Collection entries
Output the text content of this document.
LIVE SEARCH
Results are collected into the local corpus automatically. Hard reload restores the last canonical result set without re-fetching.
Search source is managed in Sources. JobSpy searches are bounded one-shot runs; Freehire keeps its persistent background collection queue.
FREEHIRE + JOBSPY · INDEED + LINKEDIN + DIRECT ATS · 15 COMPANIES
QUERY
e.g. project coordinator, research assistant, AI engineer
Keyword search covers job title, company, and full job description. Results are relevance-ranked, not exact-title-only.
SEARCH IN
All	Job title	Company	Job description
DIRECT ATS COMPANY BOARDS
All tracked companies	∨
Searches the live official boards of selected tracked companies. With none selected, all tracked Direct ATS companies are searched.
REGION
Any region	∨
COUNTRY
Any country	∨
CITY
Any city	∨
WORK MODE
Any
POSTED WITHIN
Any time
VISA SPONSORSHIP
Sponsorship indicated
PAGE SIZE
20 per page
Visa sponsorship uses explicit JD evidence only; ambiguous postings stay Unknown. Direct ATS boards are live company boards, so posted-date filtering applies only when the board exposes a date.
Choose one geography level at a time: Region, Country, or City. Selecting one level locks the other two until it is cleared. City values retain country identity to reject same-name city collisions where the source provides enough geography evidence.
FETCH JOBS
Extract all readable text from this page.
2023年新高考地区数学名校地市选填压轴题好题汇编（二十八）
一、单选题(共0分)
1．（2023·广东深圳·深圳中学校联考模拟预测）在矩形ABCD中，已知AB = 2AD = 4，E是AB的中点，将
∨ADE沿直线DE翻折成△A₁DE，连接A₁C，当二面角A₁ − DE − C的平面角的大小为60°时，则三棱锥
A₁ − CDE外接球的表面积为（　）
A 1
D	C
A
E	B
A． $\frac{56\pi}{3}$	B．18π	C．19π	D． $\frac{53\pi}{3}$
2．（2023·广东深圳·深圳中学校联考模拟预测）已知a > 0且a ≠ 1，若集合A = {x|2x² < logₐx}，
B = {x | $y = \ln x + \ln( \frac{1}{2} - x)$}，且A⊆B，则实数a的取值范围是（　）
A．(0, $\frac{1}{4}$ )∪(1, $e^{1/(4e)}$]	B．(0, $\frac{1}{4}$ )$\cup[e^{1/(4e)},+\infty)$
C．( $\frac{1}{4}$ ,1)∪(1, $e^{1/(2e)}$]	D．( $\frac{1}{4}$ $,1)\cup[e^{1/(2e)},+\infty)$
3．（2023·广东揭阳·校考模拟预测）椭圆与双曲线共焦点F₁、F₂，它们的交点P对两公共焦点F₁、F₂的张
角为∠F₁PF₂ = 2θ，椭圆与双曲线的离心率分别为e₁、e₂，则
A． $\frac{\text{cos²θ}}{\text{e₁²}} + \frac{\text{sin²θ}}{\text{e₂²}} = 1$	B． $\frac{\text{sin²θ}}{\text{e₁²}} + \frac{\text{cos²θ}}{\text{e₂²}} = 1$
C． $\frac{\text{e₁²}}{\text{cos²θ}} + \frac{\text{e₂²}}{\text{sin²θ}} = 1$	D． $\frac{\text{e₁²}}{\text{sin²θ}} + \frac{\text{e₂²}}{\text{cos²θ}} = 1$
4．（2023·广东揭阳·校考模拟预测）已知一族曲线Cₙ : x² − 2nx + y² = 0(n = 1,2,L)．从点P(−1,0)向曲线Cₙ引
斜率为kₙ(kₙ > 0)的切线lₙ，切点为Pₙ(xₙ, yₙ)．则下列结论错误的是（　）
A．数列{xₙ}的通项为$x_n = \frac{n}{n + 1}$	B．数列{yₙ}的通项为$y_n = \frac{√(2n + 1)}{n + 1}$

### Task directions
Reproduce every line of the data verbatim.

### Task response
Output the text content of this document.
LIVE SEARCH
Results are collected into the local corpus automatically. Hard reload restores the last canonical result set without re-fetching.
Search source is managed in Sources. JobSpy searches are bounded one-shot runs; Freehire keeps its persistent background collection queue.
FREEHIRE + JOBSPY · INDEED + LINKEDIN + DIRECT ATS · 15 COMPANIES
QUERY
e.g. project coordinator, research assistant, AI engineer
Keyword search covers job title, company, and full job description. Results are relevance-ranked, not exact-title-only.
SEARCH IN
All	Job title	Company	Job description
DIRECT ATS COMPANY BOARDS
All tracked companies	∨
Searches the live official boards of selected tracked companies. With none selected, all tracked Direct ATS companies are searched.
REGION
Any region	∨
COUNTRY
Any country	∨
CITY
Any city	∨
WORK MODE
Any
POSTED WITHIN
Any time
VISA SPONSORSHIP
Sponsorship indicated
PAGE SIZE
20 per page
Visa sponsorship uses explicit JD evidence only; ambiguous postings stay Unknown. Direct ATS boards are live company boards, so posted-date filtering applies only when the board exposes a date.
Choose one geography level at a time: Region, Country, or City. Selecting one level locks the other two until it is cleared. City values retain country identity to reject same-name city collisions where the source provides enough geography evidence.
FETCH JOBS
Extract all readable text from this page.
2023年新高考地区数学名校地市选填压轴题好题汇编（二十八）
一、单选题(共0分)
1．（2023·广东深圳·深圳中学校联考模拟预测）在矩形ABCD中，已知AB = 2AD = 4，E是AB的中点，将
∨ADE沿直线DE翻折成△A₁DE，连接A₁C，当二面角A₁ − DE − C的平面角的大小为60°时，则三棱锥
A₁ − CDE外接球的表面积为（　）
A 1
D	C
A
E	B
A． $\frac{56\pi}{3}$	B．18π	C．19π	D． $\frac{53\pi}{3}$
2．（2023·广东深圳·深圳中学校联考模拟预测）已知a > 0且a ≠ 1，若集合A = {x|2x² < logₐx}，
B = {x | $y = \ln x + \ln( \frac{1}{2} - x)$}，且A⊆B，则实数a的取值范围是（　）
A．(0, $\frac{1}{4}$ )∪(1, $e^{1/(4e)}$]	B．(0, $\frac{1}{4}$ )$\cup[e^{1/(4e)},+\infty)$
C．( $\frac{1}{4}$ ,1)∪(1, $e^{1/(2e)}$]	D．( $\frac{1}{4}$ $,1)\cup[e^{1/(2e)},+\infty)$
3．（2023·广东揭阳·校考模拟预测）椭圆与双曲线共焦点F₁、F₂，它们的交点P对两公共焦点F₁、F₂的张
角为∠F₁PF₂ = 2θ，椭圆与双曲线的离心率分别为e₁、e₂，则
A． $\frac{\text{cos²θ}}{\text{e₁²}} + \frac{\text{sin²θ}}{\text{e₂²}} = 1$	B． $\frac{\text{sin²θ}}{\text{e₁²}} + \frac{\text{cos²θ}}{\text{e₂²}} = 1$
C． $\frac{\text{e₁²}}{\text{cos²θ}} + \frac{\text{e₂²}}{\text{sin²θ}} = 1$	D． $\frac{\text{e₁²}}{\text{sin²θ}} + \frac{\text{e₂²}}{\text{cos²θ}} = 1$
4．（2023·广东揭阳·校考模拟预测）已知一族曲线Cₙ : x² − 2nx + y² = 0(n = 1,2,L)．从点P(−1,0)向曲线Cₙ引
斜率为kₙ(kₙ > 0)的切线lₙ，切点为Pₙ(xₙ, yₙ)．则下列结论错误的是（　）
A．数列{xₙ}的通项为$x_n = \frac{n}{n + 1}$	B．数列{yₙ}的通项为$y_n = \frac{√(2n + 1)}{n + 1}$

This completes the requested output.